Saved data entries
• • •

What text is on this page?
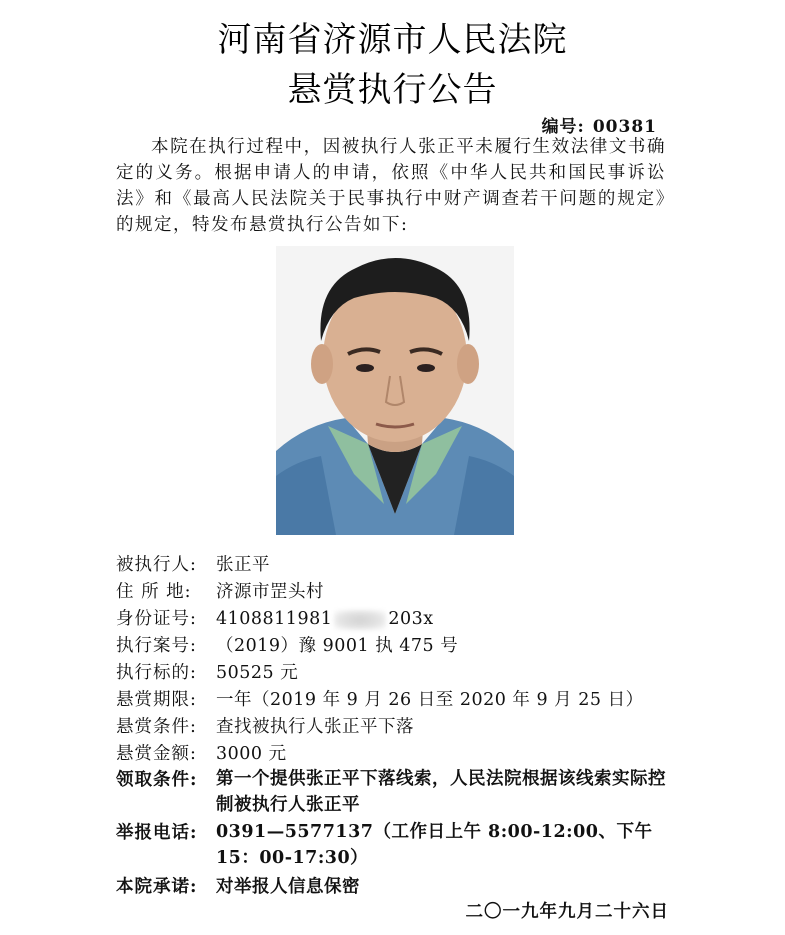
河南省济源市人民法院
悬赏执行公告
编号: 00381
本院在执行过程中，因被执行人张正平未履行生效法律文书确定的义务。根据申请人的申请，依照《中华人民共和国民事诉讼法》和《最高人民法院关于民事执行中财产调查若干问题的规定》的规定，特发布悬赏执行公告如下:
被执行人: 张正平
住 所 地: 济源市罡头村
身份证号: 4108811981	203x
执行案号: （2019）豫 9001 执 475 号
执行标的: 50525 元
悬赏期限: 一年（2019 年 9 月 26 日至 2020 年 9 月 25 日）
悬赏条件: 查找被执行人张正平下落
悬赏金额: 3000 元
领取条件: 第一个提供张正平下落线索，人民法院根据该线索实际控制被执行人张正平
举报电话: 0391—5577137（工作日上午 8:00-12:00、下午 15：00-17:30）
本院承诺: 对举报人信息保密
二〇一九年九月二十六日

• • •

Reproduce all of the material exactly, apart from the pictures.

What text is on this page?
河南省济源市人民法院
悬赏执行公告
编号: 00381
本院在执行过程中，因被执行人张正平未履行生效法律文书确定的义务。根据申请人的申请，依照《中华人民共和国民事诉讼法》和《最高人民法院关于民事执行中财产调查若干问题的规定》的规定，特发布悬赏执行公告如下:
被执行人: 张正平
住 所 地: 济源市罡头村
身份证号: 4108811981	203x
执行案号: （2019）豫 9001 执 475 号
执行标的: 50525 元
悬赏期限: 一年（2019 年 9 月 26 日至 2020 年 9 月 25 日）
悬赏条件: 查找被执行人张正平下落
悬赏金额: 3000 元
领取条件: 第一个提供张正平下落线索，人民法院根据该线索实际控制被执行人张正平
举报电话: 0391—5577137（工作日上午 8:00-12:00、下午 15：00-17:30）
本院承诺: 对举报人信息保密
二〇一九年九月二十六日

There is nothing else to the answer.